| Instructions to follow |
Select the lines that contain "swVersion" and copy each of them.

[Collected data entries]
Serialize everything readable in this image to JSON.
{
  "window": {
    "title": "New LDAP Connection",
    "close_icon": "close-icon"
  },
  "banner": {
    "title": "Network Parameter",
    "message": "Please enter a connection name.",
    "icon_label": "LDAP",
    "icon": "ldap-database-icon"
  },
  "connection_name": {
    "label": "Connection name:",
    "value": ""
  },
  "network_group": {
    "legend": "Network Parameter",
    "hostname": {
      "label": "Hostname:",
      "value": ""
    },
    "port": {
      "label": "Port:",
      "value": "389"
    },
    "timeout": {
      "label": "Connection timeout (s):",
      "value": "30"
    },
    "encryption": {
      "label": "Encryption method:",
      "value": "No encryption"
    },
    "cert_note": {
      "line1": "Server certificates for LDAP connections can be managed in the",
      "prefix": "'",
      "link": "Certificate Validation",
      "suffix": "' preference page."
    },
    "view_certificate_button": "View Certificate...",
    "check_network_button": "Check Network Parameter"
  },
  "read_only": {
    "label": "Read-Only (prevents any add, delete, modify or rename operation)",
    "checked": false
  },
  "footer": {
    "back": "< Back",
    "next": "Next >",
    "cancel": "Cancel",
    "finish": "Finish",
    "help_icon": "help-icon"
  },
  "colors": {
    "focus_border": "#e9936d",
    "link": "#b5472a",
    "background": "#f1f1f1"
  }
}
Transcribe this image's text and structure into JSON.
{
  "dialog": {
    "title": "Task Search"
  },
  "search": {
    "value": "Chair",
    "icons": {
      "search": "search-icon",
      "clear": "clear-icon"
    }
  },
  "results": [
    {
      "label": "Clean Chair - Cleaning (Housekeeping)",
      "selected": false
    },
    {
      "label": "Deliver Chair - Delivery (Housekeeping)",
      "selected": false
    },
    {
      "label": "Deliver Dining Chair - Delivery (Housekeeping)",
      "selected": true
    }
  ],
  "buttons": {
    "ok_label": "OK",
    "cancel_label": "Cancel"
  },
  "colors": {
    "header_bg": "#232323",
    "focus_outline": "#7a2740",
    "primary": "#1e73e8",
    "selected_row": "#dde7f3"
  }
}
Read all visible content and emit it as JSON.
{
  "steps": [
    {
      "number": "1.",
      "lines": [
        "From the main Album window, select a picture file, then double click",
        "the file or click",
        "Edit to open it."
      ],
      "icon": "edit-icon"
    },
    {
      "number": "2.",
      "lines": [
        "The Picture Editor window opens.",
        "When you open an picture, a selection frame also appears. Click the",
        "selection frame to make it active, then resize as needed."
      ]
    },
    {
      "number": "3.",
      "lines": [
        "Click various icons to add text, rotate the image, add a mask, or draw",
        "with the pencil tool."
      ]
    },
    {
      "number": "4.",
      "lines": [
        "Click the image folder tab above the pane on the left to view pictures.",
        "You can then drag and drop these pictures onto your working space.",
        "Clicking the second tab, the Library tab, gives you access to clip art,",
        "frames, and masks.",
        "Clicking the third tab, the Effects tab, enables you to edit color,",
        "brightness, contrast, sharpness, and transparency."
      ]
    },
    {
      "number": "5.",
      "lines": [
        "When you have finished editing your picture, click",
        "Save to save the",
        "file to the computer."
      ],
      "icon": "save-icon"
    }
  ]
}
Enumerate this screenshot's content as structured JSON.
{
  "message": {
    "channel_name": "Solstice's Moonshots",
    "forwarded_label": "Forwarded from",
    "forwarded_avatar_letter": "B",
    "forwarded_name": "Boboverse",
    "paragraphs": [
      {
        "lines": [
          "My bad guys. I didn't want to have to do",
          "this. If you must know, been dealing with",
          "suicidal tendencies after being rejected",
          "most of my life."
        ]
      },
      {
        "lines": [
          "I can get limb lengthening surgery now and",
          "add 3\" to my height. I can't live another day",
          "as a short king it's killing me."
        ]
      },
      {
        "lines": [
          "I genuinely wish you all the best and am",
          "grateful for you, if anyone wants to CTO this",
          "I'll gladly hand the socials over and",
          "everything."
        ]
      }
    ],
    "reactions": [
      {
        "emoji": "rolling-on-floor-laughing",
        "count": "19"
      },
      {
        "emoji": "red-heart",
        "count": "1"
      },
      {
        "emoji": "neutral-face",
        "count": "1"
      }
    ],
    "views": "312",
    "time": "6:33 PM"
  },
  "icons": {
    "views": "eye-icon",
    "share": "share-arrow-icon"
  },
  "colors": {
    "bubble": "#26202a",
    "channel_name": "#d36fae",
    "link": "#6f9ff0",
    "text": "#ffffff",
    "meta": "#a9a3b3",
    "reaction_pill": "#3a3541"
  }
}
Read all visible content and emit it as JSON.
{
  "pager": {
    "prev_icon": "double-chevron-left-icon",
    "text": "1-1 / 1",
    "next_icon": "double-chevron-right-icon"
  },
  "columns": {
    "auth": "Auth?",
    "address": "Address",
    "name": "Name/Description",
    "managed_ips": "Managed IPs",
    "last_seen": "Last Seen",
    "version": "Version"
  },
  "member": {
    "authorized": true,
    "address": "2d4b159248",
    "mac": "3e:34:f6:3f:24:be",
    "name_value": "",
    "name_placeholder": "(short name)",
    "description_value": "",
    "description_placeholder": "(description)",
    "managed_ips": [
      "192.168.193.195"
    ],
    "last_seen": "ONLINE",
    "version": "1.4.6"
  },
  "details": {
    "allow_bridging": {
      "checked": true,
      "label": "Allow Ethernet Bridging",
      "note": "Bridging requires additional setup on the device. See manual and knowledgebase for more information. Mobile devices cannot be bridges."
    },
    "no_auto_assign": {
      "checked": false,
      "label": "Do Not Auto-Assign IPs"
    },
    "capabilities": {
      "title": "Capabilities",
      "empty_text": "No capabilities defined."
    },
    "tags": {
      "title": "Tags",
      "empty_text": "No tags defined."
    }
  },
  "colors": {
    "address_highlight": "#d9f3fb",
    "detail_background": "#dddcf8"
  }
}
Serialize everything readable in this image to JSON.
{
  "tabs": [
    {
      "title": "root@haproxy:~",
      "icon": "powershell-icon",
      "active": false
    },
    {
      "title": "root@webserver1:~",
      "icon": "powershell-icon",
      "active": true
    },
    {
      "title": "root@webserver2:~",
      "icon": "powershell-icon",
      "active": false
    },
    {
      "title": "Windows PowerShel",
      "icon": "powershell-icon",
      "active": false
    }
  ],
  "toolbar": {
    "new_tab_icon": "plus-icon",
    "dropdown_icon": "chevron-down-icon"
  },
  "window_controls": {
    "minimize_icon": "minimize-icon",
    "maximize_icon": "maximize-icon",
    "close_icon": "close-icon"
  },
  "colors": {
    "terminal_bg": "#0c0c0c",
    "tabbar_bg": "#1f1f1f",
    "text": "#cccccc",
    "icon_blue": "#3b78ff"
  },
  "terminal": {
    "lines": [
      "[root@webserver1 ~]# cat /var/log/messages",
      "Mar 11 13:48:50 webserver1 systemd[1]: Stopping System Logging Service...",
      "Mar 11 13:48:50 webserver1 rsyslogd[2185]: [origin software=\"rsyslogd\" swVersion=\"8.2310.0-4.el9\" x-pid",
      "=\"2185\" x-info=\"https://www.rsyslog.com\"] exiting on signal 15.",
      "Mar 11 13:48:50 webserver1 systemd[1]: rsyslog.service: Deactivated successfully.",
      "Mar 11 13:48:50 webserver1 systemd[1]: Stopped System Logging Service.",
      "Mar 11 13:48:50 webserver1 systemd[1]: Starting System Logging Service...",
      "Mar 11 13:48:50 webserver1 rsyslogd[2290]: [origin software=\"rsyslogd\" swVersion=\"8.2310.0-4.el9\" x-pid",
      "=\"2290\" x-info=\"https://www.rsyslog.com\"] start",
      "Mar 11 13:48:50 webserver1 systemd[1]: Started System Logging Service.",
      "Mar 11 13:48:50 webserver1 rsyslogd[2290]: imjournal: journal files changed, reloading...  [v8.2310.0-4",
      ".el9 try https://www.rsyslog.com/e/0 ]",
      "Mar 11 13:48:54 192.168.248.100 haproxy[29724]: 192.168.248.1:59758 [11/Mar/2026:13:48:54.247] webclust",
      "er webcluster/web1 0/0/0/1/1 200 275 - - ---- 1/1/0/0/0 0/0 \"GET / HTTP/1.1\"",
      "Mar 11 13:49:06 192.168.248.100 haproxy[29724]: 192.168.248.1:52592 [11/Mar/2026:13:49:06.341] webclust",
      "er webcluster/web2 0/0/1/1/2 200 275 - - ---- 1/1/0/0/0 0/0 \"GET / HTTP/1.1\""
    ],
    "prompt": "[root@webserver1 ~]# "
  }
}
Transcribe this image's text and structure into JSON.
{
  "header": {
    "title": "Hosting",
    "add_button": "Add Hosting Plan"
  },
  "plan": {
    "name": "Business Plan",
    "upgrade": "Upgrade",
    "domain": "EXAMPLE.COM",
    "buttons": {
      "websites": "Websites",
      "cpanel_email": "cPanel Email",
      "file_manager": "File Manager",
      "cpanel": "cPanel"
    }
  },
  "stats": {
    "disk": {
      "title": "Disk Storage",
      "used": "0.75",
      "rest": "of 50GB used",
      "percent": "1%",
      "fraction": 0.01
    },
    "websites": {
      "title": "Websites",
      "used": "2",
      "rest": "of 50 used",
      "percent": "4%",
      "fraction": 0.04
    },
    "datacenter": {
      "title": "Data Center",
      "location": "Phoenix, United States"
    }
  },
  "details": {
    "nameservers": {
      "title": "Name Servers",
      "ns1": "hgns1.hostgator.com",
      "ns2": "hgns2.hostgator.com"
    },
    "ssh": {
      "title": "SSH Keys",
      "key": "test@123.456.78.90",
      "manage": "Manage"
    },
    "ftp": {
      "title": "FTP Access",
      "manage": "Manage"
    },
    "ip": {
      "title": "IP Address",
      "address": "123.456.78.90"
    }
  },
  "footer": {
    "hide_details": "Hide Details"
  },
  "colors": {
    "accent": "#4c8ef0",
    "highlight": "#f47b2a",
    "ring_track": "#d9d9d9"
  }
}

| Response for this exercise |
      "Mar 11 13:48:50 webserver1 rsyslogd[2185]: [origin software=\"rsyslogd\" swVersion=\"8.2310.0-4.el9\" x-pid",
      "Mar 11 13:48:50 webserver1 rsyslogd[2290]: [origin software=\"rsyslogd\" swVersion=\"8.2310.0-4.el9\" x-pid",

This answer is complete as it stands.